Pictures stay out of the copy; restate everything else in the material exactly.
:::
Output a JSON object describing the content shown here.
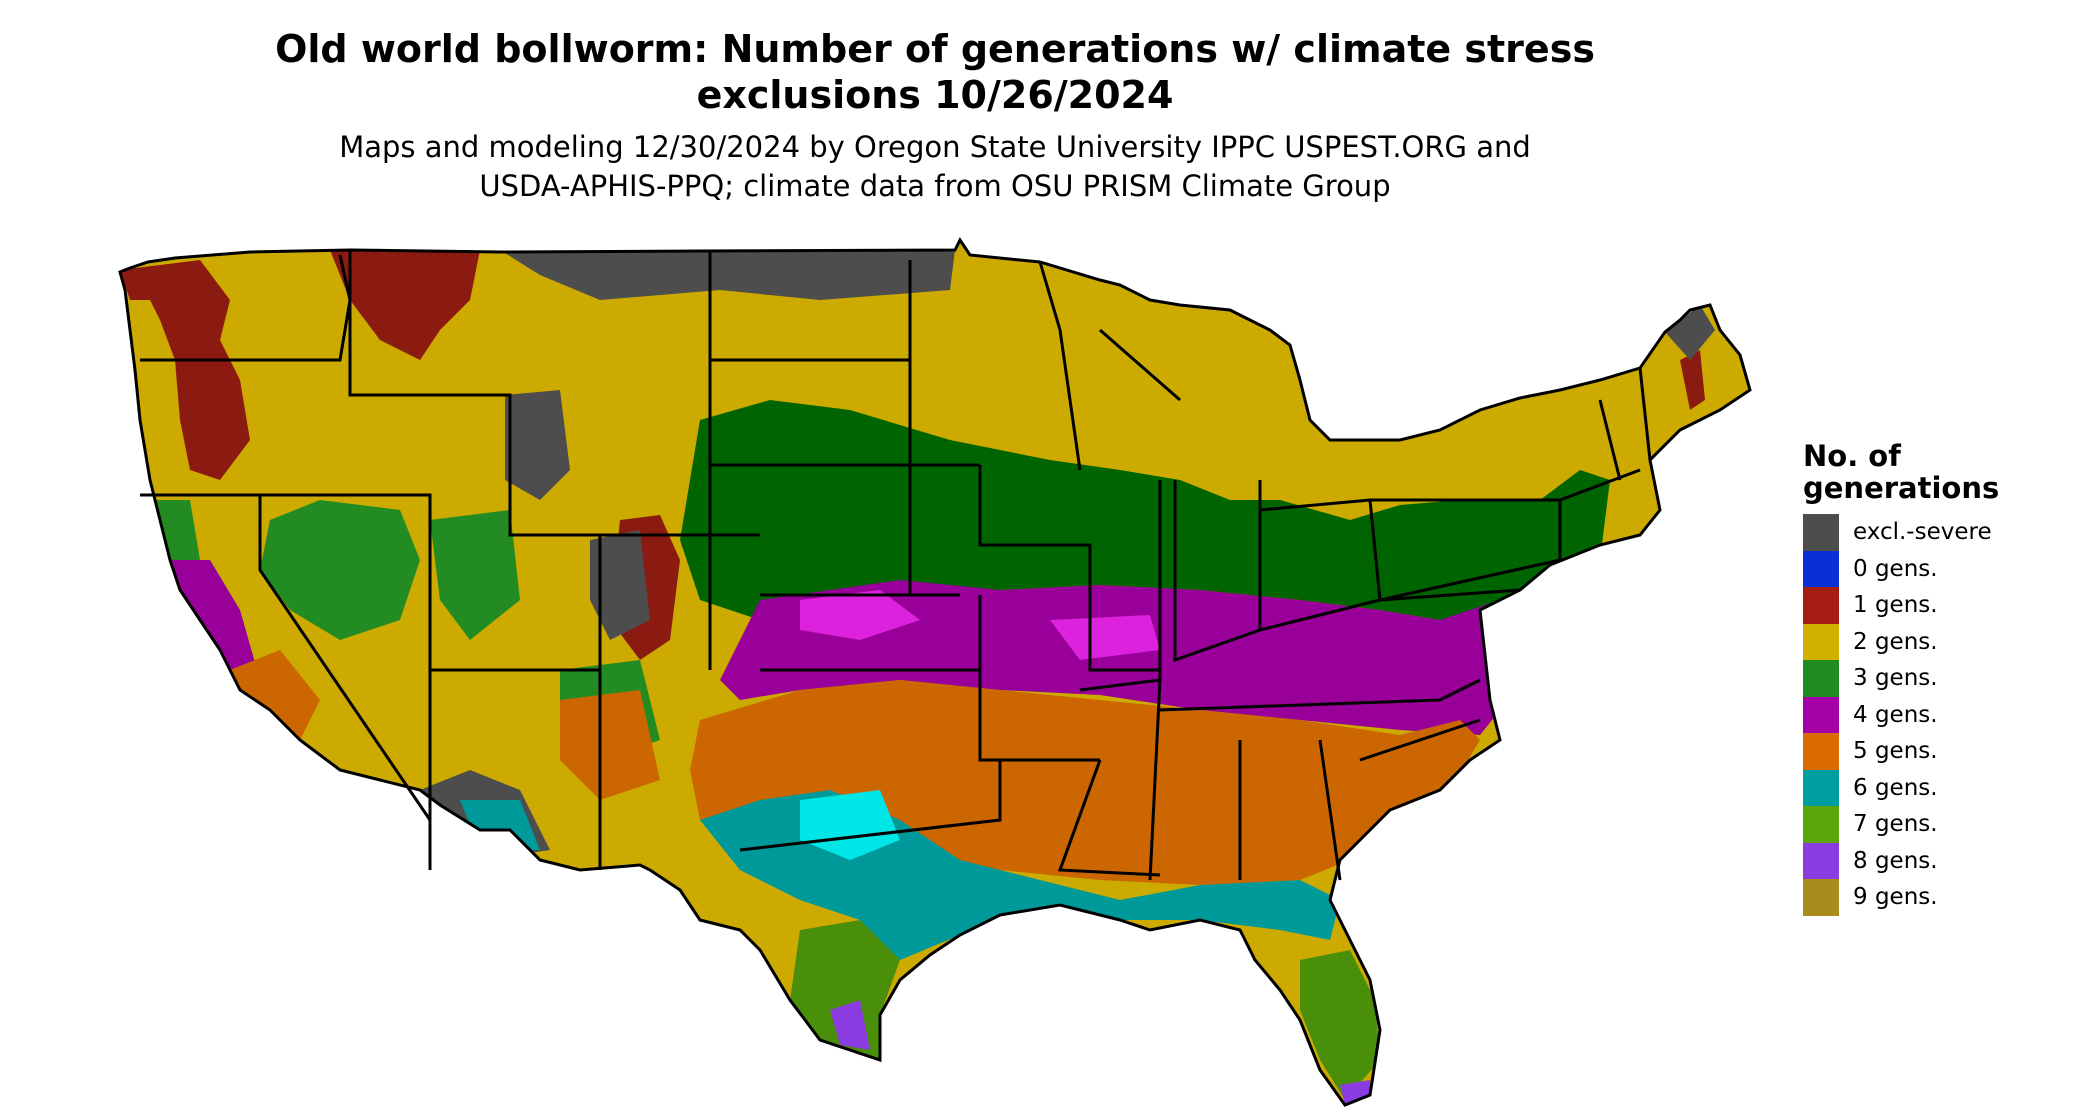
{
  "title_line1": "Old world bollworm: Number of generations w/ climate stress",
  "title_line2": "exclusions 10/26/2024",
  "subtitle_line1": "Maps and modeling 12/30/2024 by Oregon State University IPPC USPEST.ORG and",
  "subtitle_line2": "USDA-APHIS-PPQ; climate data from OSU PRISM Climate Group",
  "legend": {
    "title_line1": "No. of",
    "title_line2": "generations",
    "items": [
      {
        "label": "excl.-severe",
        "color": "#4d4d4d"
      },
      {
        "label": "0 gens.",
        "color": "#0a2fd4"
      },
      {
        "label": "1 gens.",
        "color": "#a51d12"
      },
      {
        "label": "2 gens.",
        "color": "#d2b000"
      },
      {
        "label": "3 gens.",
        "color": "#1e8c1e"
      },
      {
        "label": "4 gens.",
        "color": "#a400a8"
      },
      {
        "label": "5 gens.",
        "color": "#d96b00"
      },
      {
        "label": "6 gens.",
        "color": "#009e9e"
      },
      {
        "label": "7 gens.",
        "color": "#5aa50a"
      },
      {
        "label": "8 gens.",
        "color": "#8a3ce0"
      },
      {
        "label": "9 gens.",
        "color": "#a88c1c"
      }
    ]
  },
  "map_colors": {
    "excl_severe": "#4d4d4d",
    "gen1": "#8b1a10",
    "gen2": "#ccaa00",
    "gen3_dark": "#006400",
    "gen3": "#228b22",
    "gen4": "#990099",
    "gen4_light": "#dd22dd",
    "gen5": "#cc6600",
    "gen6": "#009999",
    "gen6_light": "#00e5e5",
    "gen7": "#4a8f0a",
    "gen8": "#8a3ce0",
    "border": "#000000"
  }
}
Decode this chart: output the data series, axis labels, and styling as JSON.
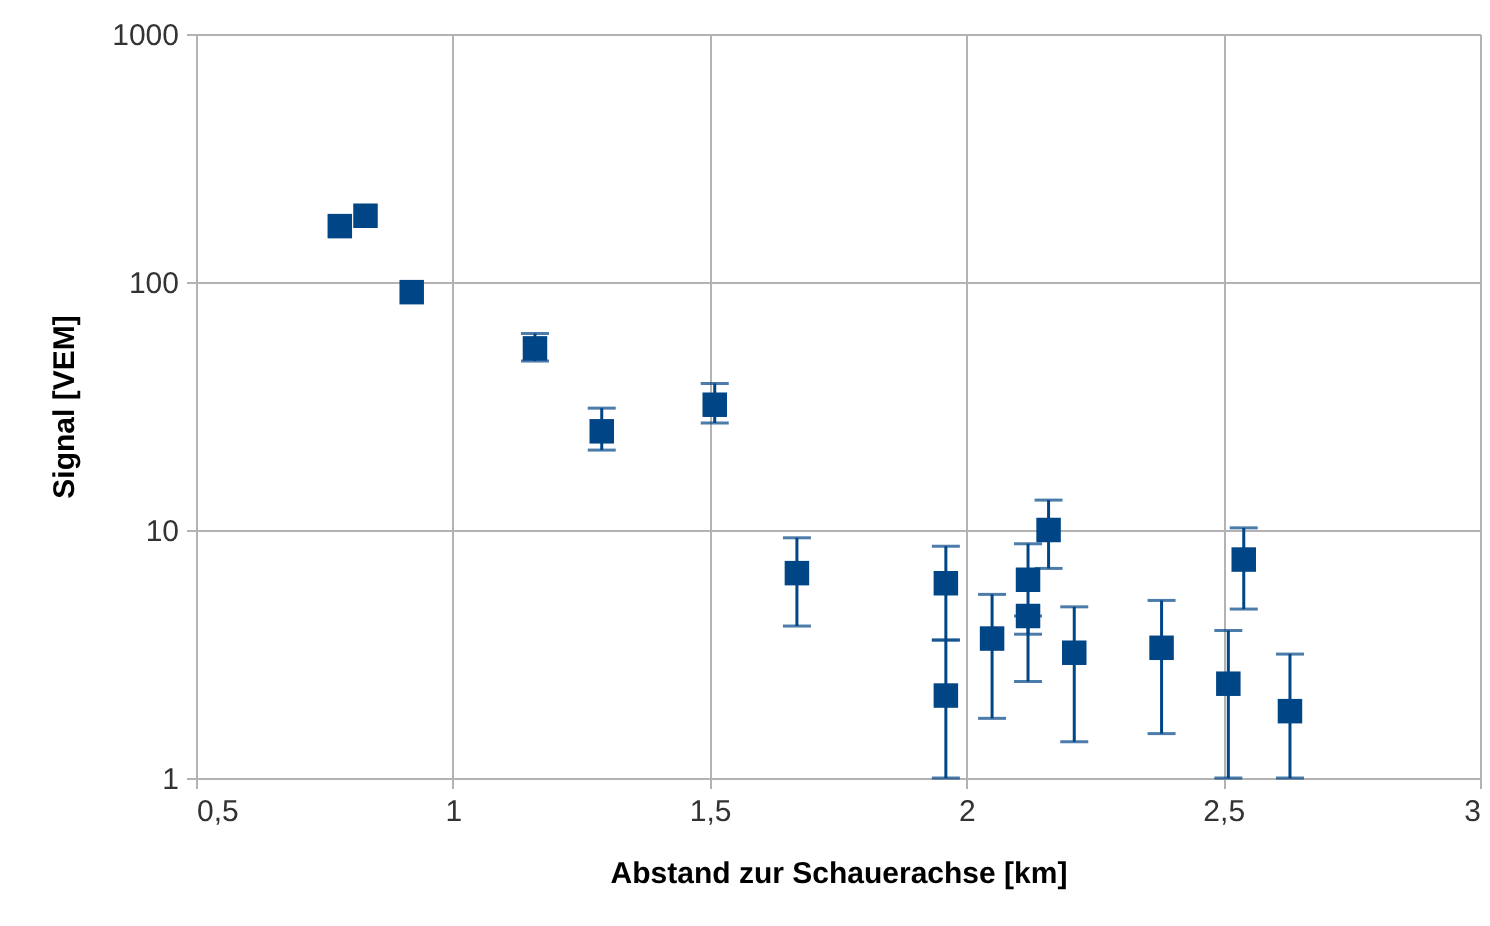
{
  "chart_data": {
    "type": "scatter",
    "xlabel": "Abstand zur Schauerachse [km]",
    "ylabel": "Signal [VEM]",
    "x": [
      0.78,
      0.83,
      0.92,
      1.16,
      1.29,
      1.51,
      1.67,
      1.96,
      1.96,
      2.05,
      2.12,
      2.12,
      2.16,
      2.21,
      2.38,
      2.51,
      2.54,
      2.63
    ],
    "series": [
      {
        "color": "#004586",
        "values": [
          168,
          185,
          91,
          54,
          25,
          32,
          6.7,
          6.1,
          2.15,
          3.65,
          6.3,
          4.5,
          10,
          3.2,
          3.35,
          2.4,
          7.6,
          1.86
        ],
        "errors": [
          null,
          null,
          null,
          [
            48,
            62
          ],
          [
            21,
            31
          ],
          [
            27,
            39
          ],
          [
            4.1,
            9.3
          ],
          [
            3.6,
            8.6
          ],
          [
            1,
            3.6
          ],
          [
            1.74,
            5.5
          ],
          [
            3.8,
            8.8
          ],
          [
            2.45,
            4.5
          ],
          [
            7,
            13.2
          ],
          [
            1.4,
            4.9
          ],
          [
            1.51,
            5.2
          ],
          [
            1,
            3.93
          ],
          [
            4.8,
            10.2
          ],
          [
            1,
            3.16
          ]
        ]
      }
    ],
    "xlim": [
      0.5,
      3
    ],
    "xticks": [
      {
        "value": 0.5,
        "label": "0,5"
      },
      1,
      {
        "value": 1.5,
        "label": "1,5"
      },
      2,
      {
        "value": 2.5,
        "label": "2,5"
      },
      3
    ],
    "ylim": [
      1,
      1000
    ],
    "yticks": [
      1,
      10,
      100,
      1000
    ],
    "log": "y",
    "grid": true,
    "marker": "square"
  }
}
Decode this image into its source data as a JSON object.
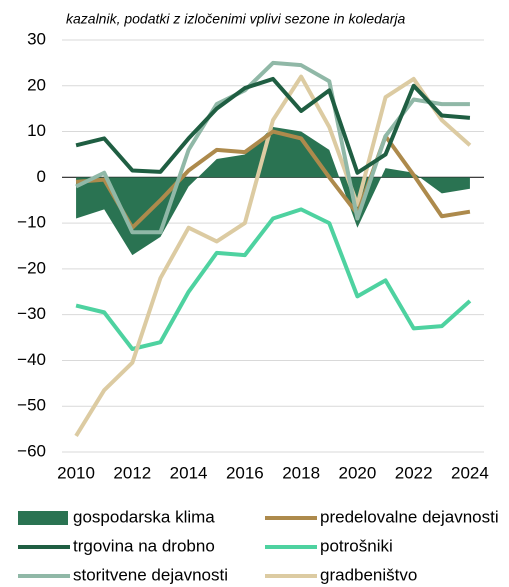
{
  "chart_data": {
    "type": "line",
    "subtitle": "kazalnik, podatki z izločenimi vplivi sezone in koledarja",
    "x": [
      2010,
      2011,
      2012,
      2013,
      2014,
      2015,
      2016,
      2017,
      2018,
      2019,
      2020,
      2021,
      2022,
      2023,
      2024
    ],
    "xlim": [
      2009.5,
      2024.5
    ],
    "xticks": [
      2010,
      2012,
      2014,
      2016,
      2018,
      2020,
      2022,
      2024
    ],
    "ylim": [
      -60,
      30
    ],
    "yticks": [
      {
        "value": -60,
        "label": "−60"
      },
      {
        "value": -50,
        "label": "−50"
      },
      {
        "value": -40,
        "label": "−40"
      },
      {
        "value": -30,
        "label": "−30"
      },
      {
        "value": -20,
        "label": "−20"
      },
      {
        "value": -10,
        "label": "−10"
      },
      0,
      10,
      20,
      30
    ],
    "grid": true,
    "series": [
      {
        "name": "gospodarska klima",
        "type": "area",
        "color": "#2a7352",
        "values": [
          -9,
          -7,
          -17,
          -13,
          -2,
          4,
          5,
          11,
          10,
          6,
          -11,
          2,
          1,
          -3.5,
          -2.5
        ]
      },
      {
        "name": "trgovina na drobno",
        "type": "line",
        "color": "#1f5e42",
        "values": [
          7,
          8.5,
          1.5,
          1.2,
          8.5,
          15,
          19.5,
          21.5,
          14.5,
          19,
          1,
          5,
          20,
          13.5,
          13
        ]
      },
      {
        "name": "storitvene dejavnosti",
        "type": "line",
        "color": "#90b8a7",
        "values": [
          -2,
          1,
          -12,
          -12,
          6,
          16,
          19,
          25,
          24.5,
          21,
          -9,
          9,
          17,
          16,
          16
        ]
      },
      {
        "name": "predelovalne dejavnosti",
        "type": "line",
        "color": "#ad8a4c",
        "values": [
          -1,
          -0.5,
          -11,
          -5,
          1.5,
          6,
          5.5,
          10,
          8.5,
          0,
          -8,
          9,
          0.5,
          -8.5,
          -7.5
        ]
      },
      {
        "name": "potrošniki",
        "type": "line",
        "color": "#4ed2a0",
        "values": [
          -28,
          -29.5,
          -37.5,
          -36,
          -25,
          -16.5,
          -17,
          -9,
          -7,
          -10,
          -26,
          -22.5,
          -33,
          -32.5,
          -27
        ]
      },
      {
        "name": "gradbeništvo",
        "type": "line",
        "color": "#dccba2",
        "values": [
          -56.5,
          -46.5,
          -40.5,
          -22,
          -11,
          -14,
          -10,
          12.5,
          22,
          11,
          -6,
          17.5,
          21.5,
          12.5,
          7
        ]
      }
    ]
  }
}
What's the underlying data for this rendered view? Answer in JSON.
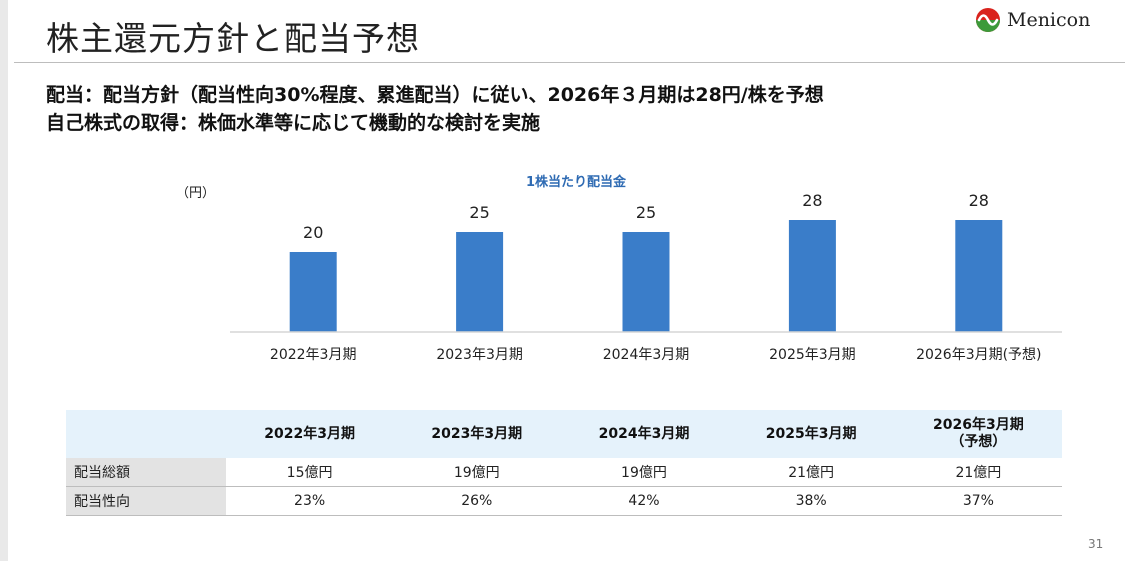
:::
:: RESULT FOR THIS TASK ::
Output a JSON object describing the content shown here.
{
  "title_line1": "Old world bollworm: Number of generations w/ climate stress",
  "title_line2": "exclusions 10/26/2024",
  "subtitle_line1": "Maps and modeling 12/30/2024 by Oregon State University IPPC USPEST.ORG and",
  "subtitle_line2": "USDA-APHIS-PPQ; climate data from OSU PRISM Climate Group",
  "legend": {
    "title_line1": "No. of",
    "title_line2": "generations",
    "items": [
      {
        "label": "excl.-severe",
        "color": "#4d4d4d"
      },
      {
        "label": "0 gens.",
        "color": "#0a2fd4"
      },
      {
        "label": "1 gens.",
        "color": "#a51d12"
      },
      {
        "label": "2 gens.",
        "color": "#d2b000"
      },
      {
        "label": "3 gens.",
        "color": "#1e8c1e"
      },
      {
        "label": "4 gens.",
        "color": "#a400a8"
      },
      {
        "label": "5 gens.",
        "color": "#d96b00"
      },
      {
        "label": "6 gens.",
        "color": "#009e9e"
      },
      {
        "label": "7 gens.",
        "color": "#5aa50a"
      },
      {
        "label": "8 gens.",
        "color": "#8a3ce0"
      },
      {
        "label": "9 gens.",
        "color": "#a88c1c"
      }
    ]
  },
  "map_colors": {
    "excl_severe": "#4d4d4d",
    "gen1": "#8b1a10",
    "gen2": "#ccaa00",
    "gen3_dark": "#006400",
    "gen3": "#228b22",
    "gen4": "#990099",
    "gen4_light": "#dd22dd",
    "gen5": "#cc6600",
    "gen6": "#009999",
    "gen6_light": "#00e5e5",
    "gen7": "#4a8f0a",
    "gen8": "#8a3ce0",
    "border": "#000000"
  }
}
Decode this chart: output the data series, axis labels, and styling as JSON.
{
  "chart_data": {
    "type": "scatter",
    "xlabel": "Abstand zur Schauerachse [km]",
    "ylabel": "Signal [VEM]",
    "x": [
      0.78,
      0.83,
      0.92,
      1.16,
      1.29,
      1.51,
      1.67,
      1.96,
      1.96,
      2.05,
      2.12,
      2.12,
      2.16,
      2.21,
      2.38,
      2.51,
      2.54,
      2.63
    ],
    "series": [
      {
        "color": "#004586",
        "values": [
          168,
          185,
          91,
          54,
          25,
          32,
          6.7,
          6.1,
          2.15,
          3.65,
          6.3,
          4.5,
          10,
          3.2,
          3.35,
          2.4,
          7.6,
          1.86
        ],
        "errors": [
          null,
          null,
          null,
          [
            48,
            62
          ],
          [
            21,
            31
          ],
          [
            27,
            39
          ],
          [
            4.1,
            9.3
          ],
          [
            3.6,
            8.6
          ],
          [
            1,
            3.6
          ],
          [
            1.74,
            5.5
          ],
          [
            3.8,
            8.8
          ],
          [
            2.45,
            4.5
          ],
          [
            7,
            13.2
          ],
          [
            1.4,
            4.9
          ],
          [
            1.51,
            5.2
          ],
          [
            1,
            3.93
          ],
          [
            4.8,
            10.2
          ],
          [
            1,
            3.16
          ]
        ]
      }
    ],
    "xlim": [
      0.5,
      3
    ],
    "xticks": [
      {
        "value": 0.5,
        "label": "0,5"
      },
      1,
      {
        "value": 1.5,
        "label": "1,5"
      },
      2,
      {
        "value": 2.5,
        "label": "2,5"
      },
      3
    ],
    "ylim": [
      1,
      1000
    ],
    "yticks": [
      1,
      10,
      100,
      1000
    ],
    "log": "y",
    "grid": true,
    "marker": "square"
  }
}
Decode this image into its source data as a JSON object.
{
  "chart_data": {
    "type": "line",
    "subtitle": "kazalnik, podatki z izločenimi vplivi sezone in koledarja",
    "x": [
      2010,
      2011,
      2012,
      2013,
      2014,
      2015,
      2016,
      2017,
      2018,
      2019,
      2020,
      2021,
      2022,
      2023,
      2024
    ],
    "xlim": [
      2009.5,
      2024.5
    ],
    "xticks": [
      2010,
      2012,
      2014,
      2016,
      2018,
      2020,
      2022,
      2024
    ],
    "ylim": [
      -60,
      30
    ],
    "yticks": [
      {
        "value": -60,
        "label": "−60"
      },
      {
        "value": -50,
        "label": "−50"
      },
      {
        "value": -40,
        "label": "−40"
      },
      {
        "value": -30,
        "label": "−30"
      },
      {
        "value": -20,
        "label": "−20"
      },
      {
        "value": -10,
        "label": "−10"
      },
      0,
      10,
      20,
      30
    ],
    "grid": true,
    "series": [
      {
        "name": "gospodarska klima",
        "type": "area",
        "color": "#2a7352",
        "values": [
          -9,
          -7,
          -17,
          -13,
          -2,
          4,
          5,
          11,
          10,
          6,
          -11,
          2,
          1,
          -3.5,
          -2.5
        ]
      },
      {
        "name": "trgovina na drobno",
        "type": "line",
        "color": "#1f5e42",
        "values": [
          7,
          8.5,
          1.5,
          1.2,
          8.5,
          15,
          19.5,
          21.5,
          14.5,
          19,
          1,
          5,
          20,
          13.5,
          13
        ]
      },
      {
        "name": "storitvene dejavnosti",
        "type": "line",
        "color": "#90b8a7",
        "values": [
          -2,
          1,
          -12,
          -12,
          6,
          16,
          19,
          25,
          24.5,
          21,
          -9,
          9,
          17,
          16,
          16
        ]
      },
      {
        "name": "predelovalne dejavnosti",
        "type": "line",
        "color": "#ad8a4c",
        "values": [
          -1,
          -0.5,
          -11,
          -5,
          1.5,
          6,
          5.5,
          10,
          8.5,
          0,
          -8,
          9,
          0.5,
          -8.5,
          -7.5
        ]
      },
      {
        "name": "potrošniki",
        "type": "line",
        "color": "#4ed2a0",
        "values": [
          -28,
          -29.5,
          -37.5,
          -36,
          -25,
          -16.5,
          -17,
          -9,
          -7,
          -10,
          -26,
          -22.5,
          -33,
          -32.5,
          -27
        ]
      },
      {
        "name": "gradbeništvo",
        "type": "line",
        "color": "#dccba2",
        "values": [
          -56.5,
          -46.5,
          -40.5,
          -22,
          -11,
          -14,
          -10,
          12.5,
          22,
          11,
          -6,
          17.5,
          21.5,
          12.5,
          7
        ]
      }
    ]
  }
}
What's the underlying data for this rendered view? Answer in JSON.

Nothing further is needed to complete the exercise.